• Goal: Pick out every line in the data below that holds "text".
++++
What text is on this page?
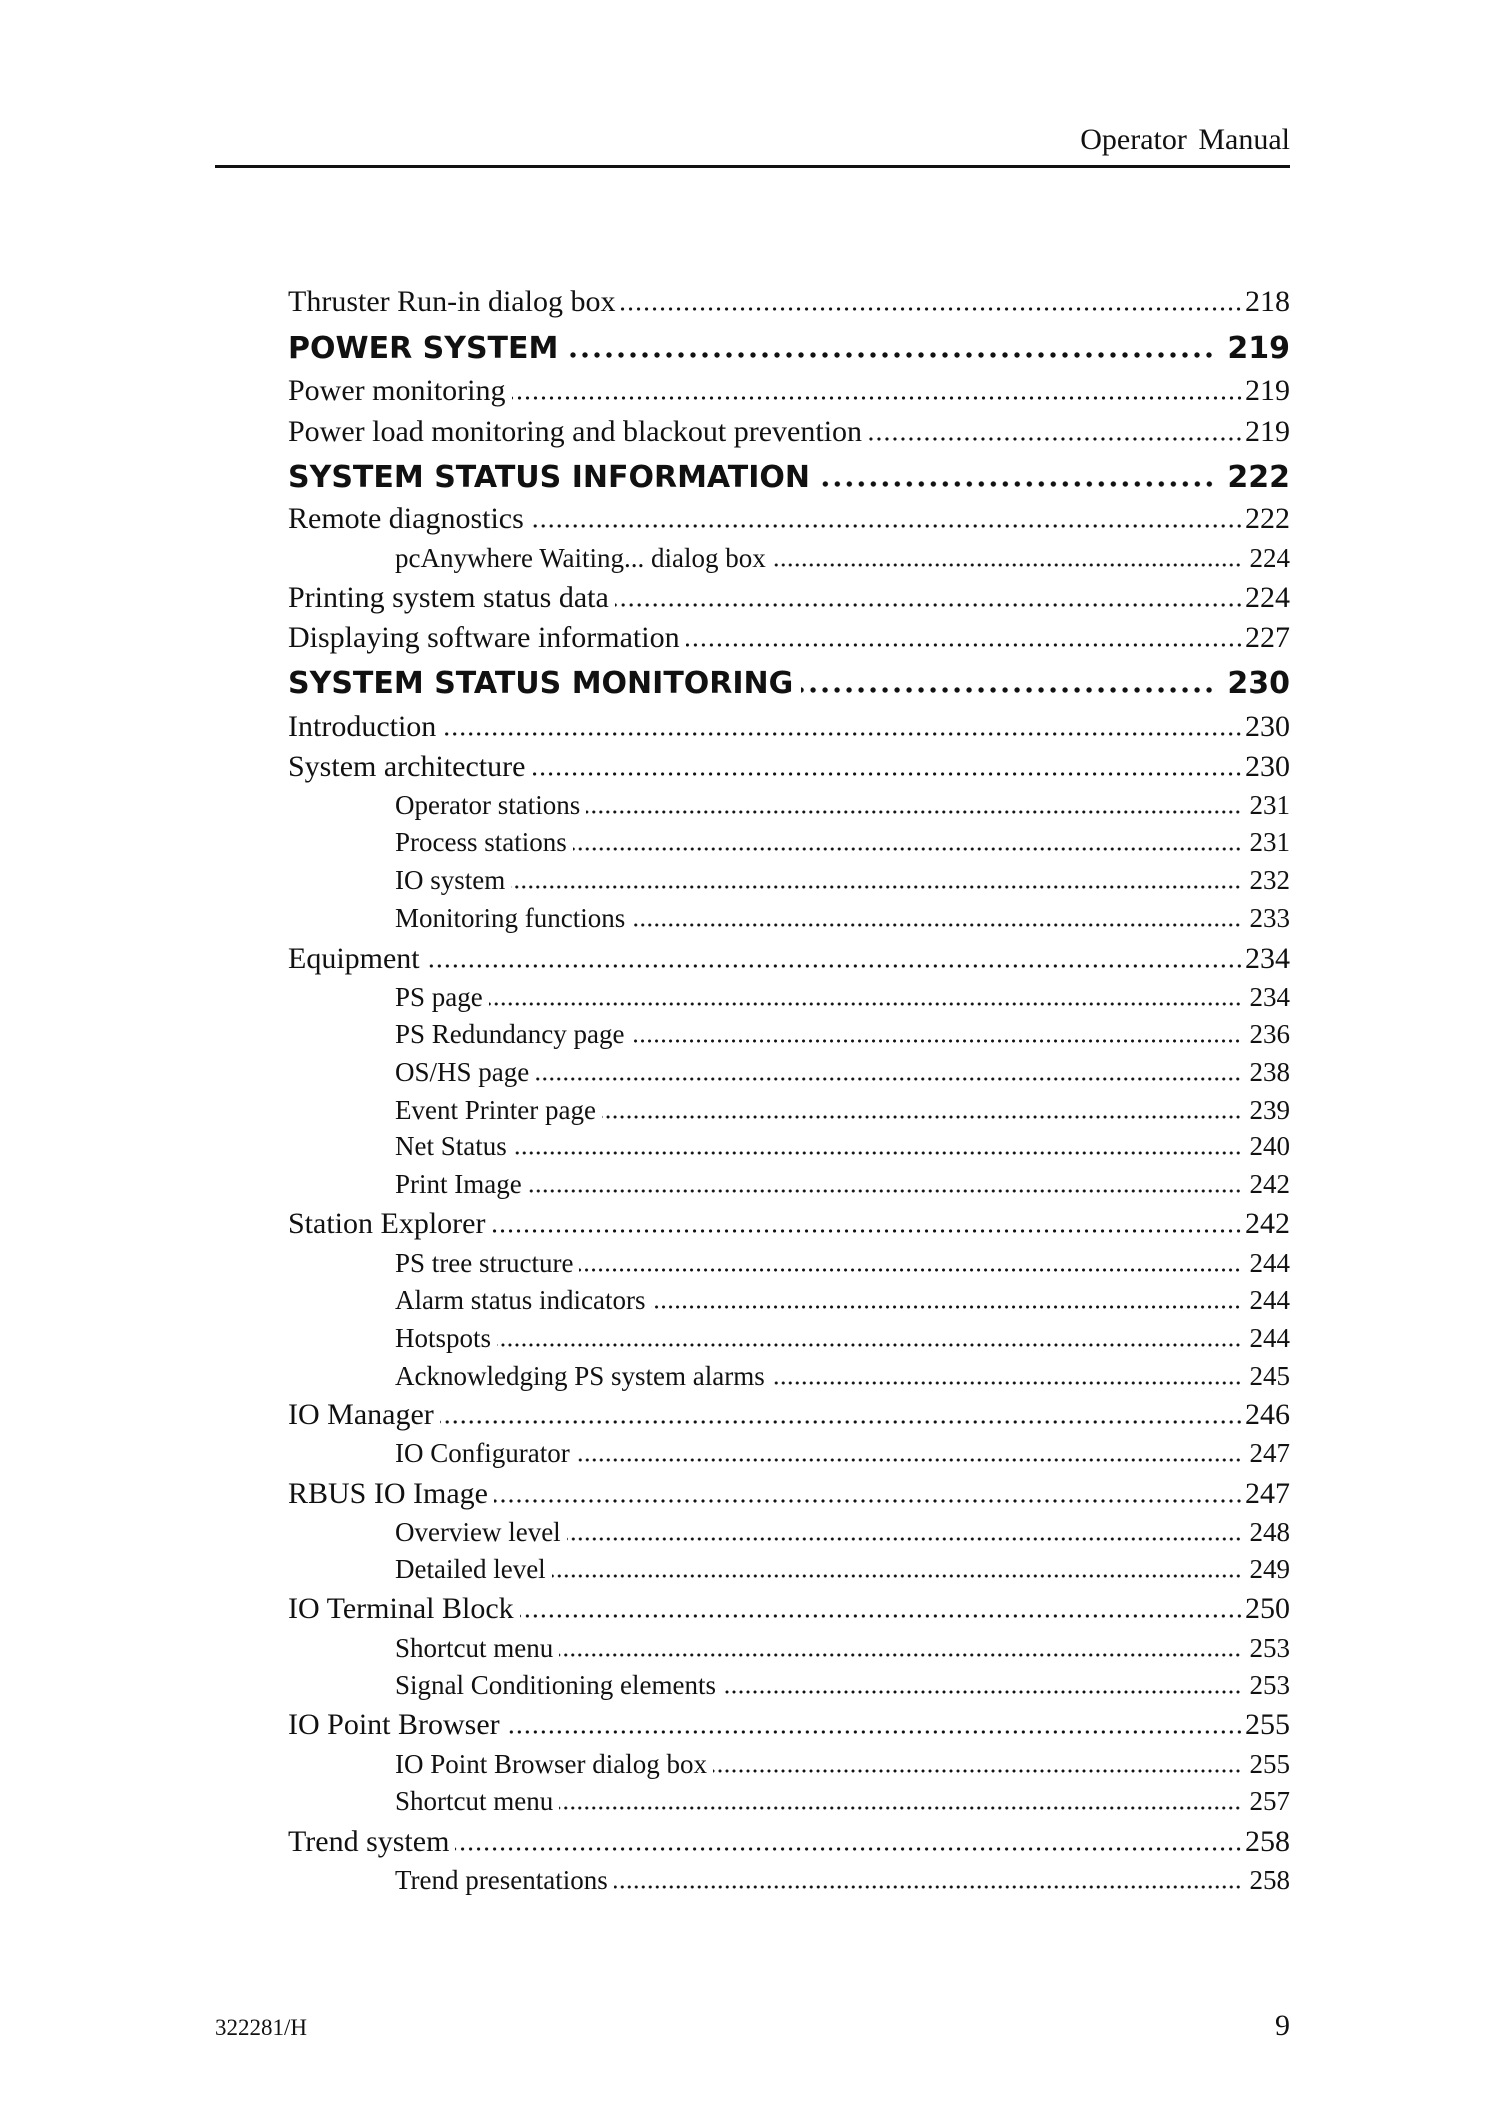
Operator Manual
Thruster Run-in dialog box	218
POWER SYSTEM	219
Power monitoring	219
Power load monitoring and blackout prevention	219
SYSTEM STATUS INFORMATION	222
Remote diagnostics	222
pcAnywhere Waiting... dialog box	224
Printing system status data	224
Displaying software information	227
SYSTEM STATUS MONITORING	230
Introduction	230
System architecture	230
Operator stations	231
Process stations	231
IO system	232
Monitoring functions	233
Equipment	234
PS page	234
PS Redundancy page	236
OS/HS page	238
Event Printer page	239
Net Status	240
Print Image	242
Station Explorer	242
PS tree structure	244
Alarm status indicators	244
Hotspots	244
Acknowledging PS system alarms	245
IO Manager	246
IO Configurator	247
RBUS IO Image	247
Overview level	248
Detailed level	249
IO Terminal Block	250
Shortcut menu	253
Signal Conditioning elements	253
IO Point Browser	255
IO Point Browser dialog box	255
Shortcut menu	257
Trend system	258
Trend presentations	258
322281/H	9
++++
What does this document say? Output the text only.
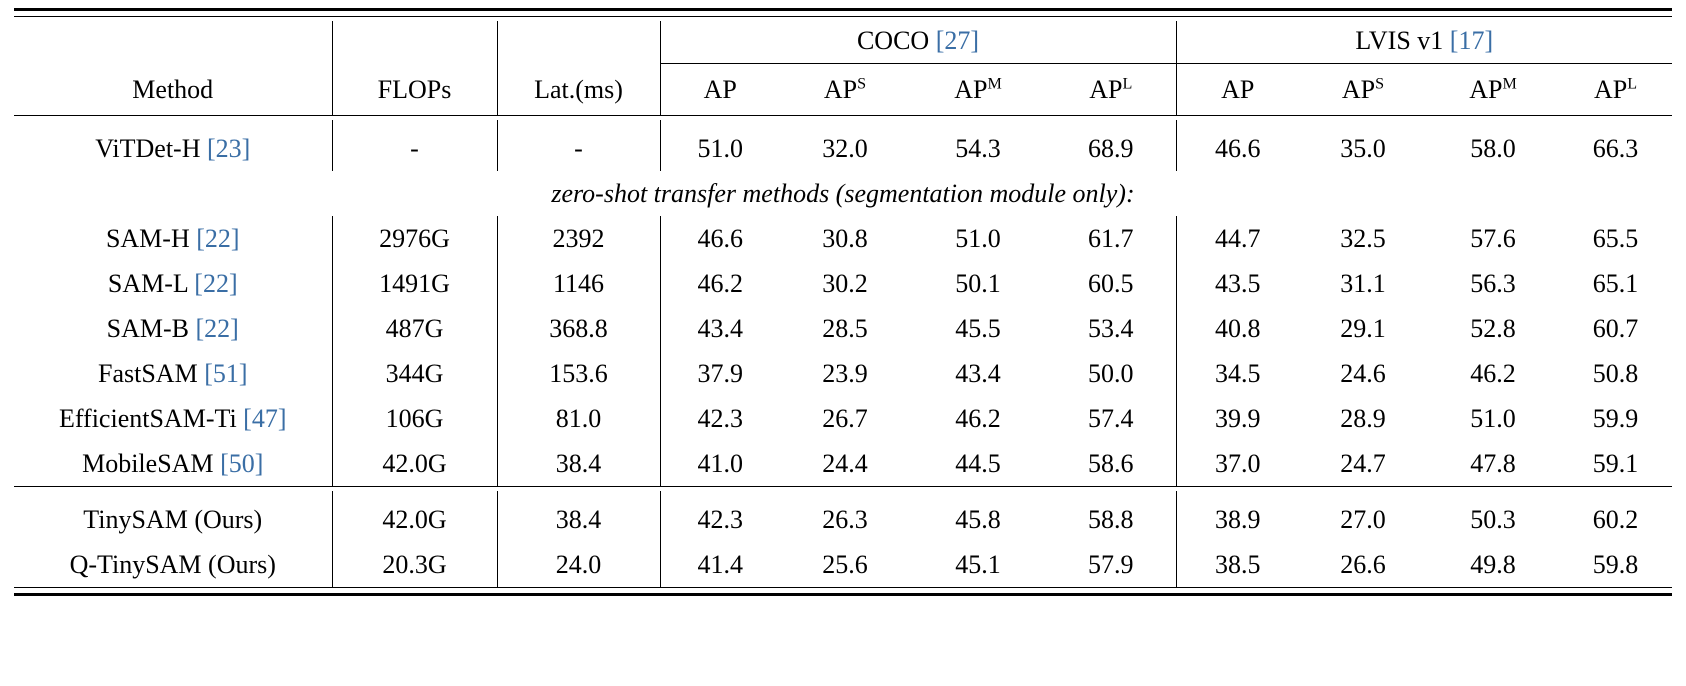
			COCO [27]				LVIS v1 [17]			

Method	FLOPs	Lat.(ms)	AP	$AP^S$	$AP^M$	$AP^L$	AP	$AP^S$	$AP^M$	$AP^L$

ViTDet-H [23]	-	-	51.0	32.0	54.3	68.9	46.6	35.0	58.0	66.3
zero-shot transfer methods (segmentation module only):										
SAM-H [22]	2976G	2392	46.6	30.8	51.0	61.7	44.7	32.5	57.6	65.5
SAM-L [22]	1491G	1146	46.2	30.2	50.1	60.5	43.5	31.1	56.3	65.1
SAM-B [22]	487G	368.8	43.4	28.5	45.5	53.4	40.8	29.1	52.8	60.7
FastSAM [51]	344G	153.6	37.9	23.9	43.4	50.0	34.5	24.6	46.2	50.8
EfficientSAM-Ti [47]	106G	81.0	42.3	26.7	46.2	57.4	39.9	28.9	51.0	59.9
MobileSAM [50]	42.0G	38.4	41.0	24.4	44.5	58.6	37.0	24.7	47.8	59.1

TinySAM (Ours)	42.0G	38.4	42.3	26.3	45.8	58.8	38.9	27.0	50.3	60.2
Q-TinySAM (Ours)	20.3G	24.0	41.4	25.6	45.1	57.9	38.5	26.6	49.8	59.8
++++
• Exercise answer:
What text is on this page?
What does this document say? Output the text only.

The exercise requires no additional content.